**WRITTEN INSTRUCTION:**
Copy the rows starting with the one that contains "extract all elements" and ending with the one that contains "x-tick-label: H04W24/10 bbox=[52, 322, 97, 367]", replacing "y-tick-label" with "y-axis-value" and changing nothing else.

□ □ □

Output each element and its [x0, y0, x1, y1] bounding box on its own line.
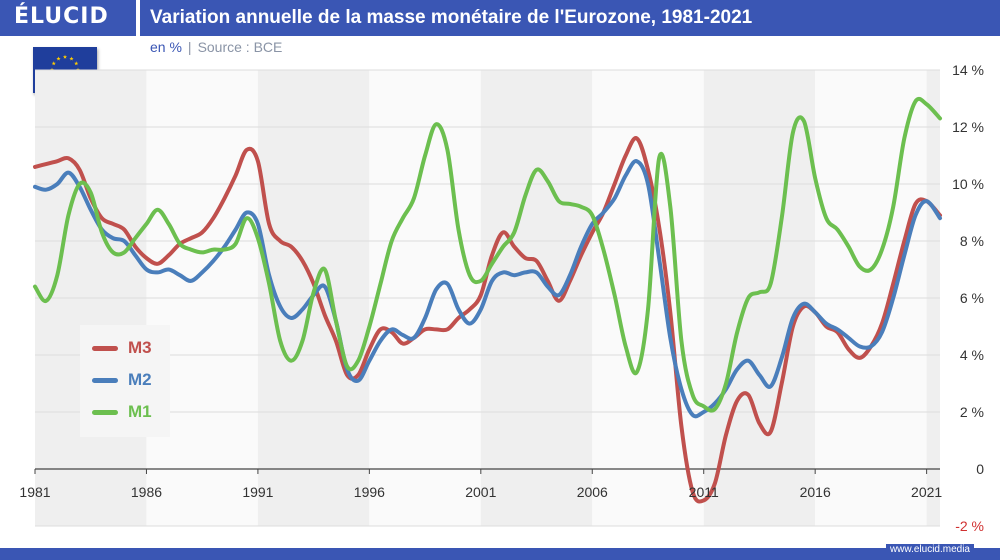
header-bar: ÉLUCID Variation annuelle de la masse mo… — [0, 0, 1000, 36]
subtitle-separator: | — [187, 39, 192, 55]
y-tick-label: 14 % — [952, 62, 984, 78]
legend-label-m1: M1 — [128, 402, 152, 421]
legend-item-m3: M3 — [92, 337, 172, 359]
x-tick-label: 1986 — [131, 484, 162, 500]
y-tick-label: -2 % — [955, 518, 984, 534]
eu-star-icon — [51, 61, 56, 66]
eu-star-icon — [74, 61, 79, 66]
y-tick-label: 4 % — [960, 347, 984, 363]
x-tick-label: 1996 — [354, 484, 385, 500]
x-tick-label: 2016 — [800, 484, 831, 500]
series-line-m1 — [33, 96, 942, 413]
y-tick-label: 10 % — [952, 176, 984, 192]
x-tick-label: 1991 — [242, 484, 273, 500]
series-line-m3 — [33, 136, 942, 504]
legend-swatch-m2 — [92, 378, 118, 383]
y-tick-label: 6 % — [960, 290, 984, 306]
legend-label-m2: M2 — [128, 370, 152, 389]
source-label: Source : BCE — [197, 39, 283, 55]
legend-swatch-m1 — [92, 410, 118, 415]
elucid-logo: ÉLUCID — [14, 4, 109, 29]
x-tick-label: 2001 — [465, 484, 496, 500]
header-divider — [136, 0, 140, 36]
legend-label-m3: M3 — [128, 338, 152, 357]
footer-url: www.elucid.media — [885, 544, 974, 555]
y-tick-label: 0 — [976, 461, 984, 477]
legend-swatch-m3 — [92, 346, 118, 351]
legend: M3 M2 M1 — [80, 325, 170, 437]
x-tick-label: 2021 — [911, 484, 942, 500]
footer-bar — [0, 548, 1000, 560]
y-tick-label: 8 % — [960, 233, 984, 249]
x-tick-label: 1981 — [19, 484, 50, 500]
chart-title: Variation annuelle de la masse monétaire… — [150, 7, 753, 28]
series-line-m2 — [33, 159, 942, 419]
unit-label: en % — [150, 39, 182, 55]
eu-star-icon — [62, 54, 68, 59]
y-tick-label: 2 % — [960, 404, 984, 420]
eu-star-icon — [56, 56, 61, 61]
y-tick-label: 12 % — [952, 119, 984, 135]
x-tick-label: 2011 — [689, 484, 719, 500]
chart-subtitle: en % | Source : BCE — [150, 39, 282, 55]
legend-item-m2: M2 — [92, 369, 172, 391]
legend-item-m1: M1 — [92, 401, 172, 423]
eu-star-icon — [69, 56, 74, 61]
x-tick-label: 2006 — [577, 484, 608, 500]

□ □ □

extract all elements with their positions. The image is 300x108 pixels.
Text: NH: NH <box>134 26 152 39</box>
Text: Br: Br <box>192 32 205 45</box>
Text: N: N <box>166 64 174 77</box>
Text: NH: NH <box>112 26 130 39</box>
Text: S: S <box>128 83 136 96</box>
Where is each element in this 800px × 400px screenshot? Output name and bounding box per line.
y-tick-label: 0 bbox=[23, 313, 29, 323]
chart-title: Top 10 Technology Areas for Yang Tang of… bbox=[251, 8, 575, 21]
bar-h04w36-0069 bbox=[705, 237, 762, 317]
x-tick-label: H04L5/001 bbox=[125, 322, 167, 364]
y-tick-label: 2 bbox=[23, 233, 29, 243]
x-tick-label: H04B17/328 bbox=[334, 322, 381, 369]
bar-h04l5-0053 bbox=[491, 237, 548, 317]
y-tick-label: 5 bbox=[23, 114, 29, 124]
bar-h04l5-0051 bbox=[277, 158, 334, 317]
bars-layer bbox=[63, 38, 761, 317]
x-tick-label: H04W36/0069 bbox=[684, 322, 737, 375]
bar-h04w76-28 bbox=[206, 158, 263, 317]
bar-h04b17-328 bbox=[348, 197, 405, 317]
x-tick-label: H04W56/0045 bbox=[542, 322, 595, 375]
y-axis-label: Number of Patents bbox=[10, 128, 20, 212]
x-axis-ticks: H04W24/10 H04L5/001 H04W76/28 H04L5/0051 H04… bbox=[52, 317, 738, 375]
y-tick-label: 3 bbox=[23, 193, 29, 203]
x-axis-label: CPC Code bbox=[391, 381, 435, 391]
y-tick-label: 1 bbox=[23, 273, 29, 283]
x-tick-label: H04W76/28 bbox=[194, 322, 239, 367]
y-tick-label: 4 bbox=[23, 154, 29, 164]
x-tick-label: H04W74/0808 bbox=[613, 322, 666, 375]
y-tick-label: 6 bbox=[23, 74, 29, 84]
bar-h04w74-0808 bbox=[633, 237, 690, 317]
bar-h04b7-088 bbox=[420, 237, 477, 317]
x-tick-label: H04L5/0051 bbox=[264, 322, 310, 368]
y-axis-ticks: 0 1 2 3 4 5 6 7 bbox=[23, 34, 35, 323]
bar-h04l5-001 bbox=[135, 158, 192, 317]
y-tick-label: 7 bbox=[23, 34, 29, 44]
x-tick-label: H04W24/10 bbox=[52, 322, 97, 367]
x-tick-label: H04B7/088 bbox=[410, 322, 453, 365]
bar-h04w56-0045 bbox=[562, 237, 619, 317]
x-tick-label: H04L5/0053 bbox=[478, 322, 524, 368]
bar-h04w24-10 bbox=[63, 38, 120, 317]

□ □ □

**FINISHED ANSWER:**
extract all elements with their positions. The image is 300x108 pixels.
Text: NH: NH <box>134 26 152 39</box>
Text: Br: Br <box>192 32 205 45</box>
Text: N: N <box>166 64 174 77</box>
Text: NH: NH <box>112 26 130 39</box>
Text: S: S <box>128 83 136 96</box>
Where is each element in this 800px × 400px screenshot? Output name and bounding box per line.
y-axis-value: 0 bbox=[23, 313, 29, 323]
chart-title: Top 10 Technology Areas for Yang Tang of… bbox=[251, 8, 575, 21]
bar-h04w36-0069 bbox=[705, 237, 762, 317]
x-tick-label: H04L5/001 bbox=[125, 322, 167, 364]
y-axis-value: 2 bbox=[23, 233, 29, 243]
x-tick-label: H04B17/328 bbox=[334, 322, 381, 369]
bar-h04l5-0053 bbox=[491, 237, 548, 317]
y-axis-value: 5 bbox=[23, 114, 29, 124]
bar-h04l5-0051 bbox=[277, 158, 334, 317]
bars-layer bbox=[63, 38, 761, 317]
x-tick-label: H04W36/0069 bbox=[684, 322, 737, 375]
bar-h04w76-28 bbox=[206, 158, 263, 317]
bar-h04b17-328 bbox=[348, 197, 405, 317]
x-tick-label: H04W56/0045 bbox=[542, 322, 595, 375]
y-axis-label: Number of Patents bbox=[10, 128, 20, 212]
x-axis-ticks: H04W24/10 H04L5/001 H04W76/28 H04L5/0051 H04… bbox=[52, 317, 738, 375]
y-axis-value: 3 bbox=[23, 193, 29, 203]
x-axis-label: CPC Code bbox=[391, 381, 435, 391]
y-axis-value: 1 bbox=[23, 273, 29, 283]
x-tick-label: H04W76/28 bbox=[194, 322, 239, 367]
y-axis-value: 4 bbox=[23, 154, 29, 164]
x-tick-label: H04W74/0808 bbox=[613, 322, 666, 375]
y-axis-value: 6 bbox=[23, 74, 29, 84]
bar-h04w74-0808 bbox=[633, 237, 690, 317]
bar-h04b7-088 bbox=[420, 237, 477, 317]
x-tick-label: H04L5/0051 bbox=[264, 322, 310, 368]
y-axis-ticks: 0 1 2 3 4 5 6 7 bbox=[23, 34, 35, 323]
bar-h04l5-001 bbox=[135, 158, 192, 317]
y-axis-value: 7 bbox=[23, 34, 29, 44]
x-tick-label: H04W24/10 bbox=[52, 322, 97, 367]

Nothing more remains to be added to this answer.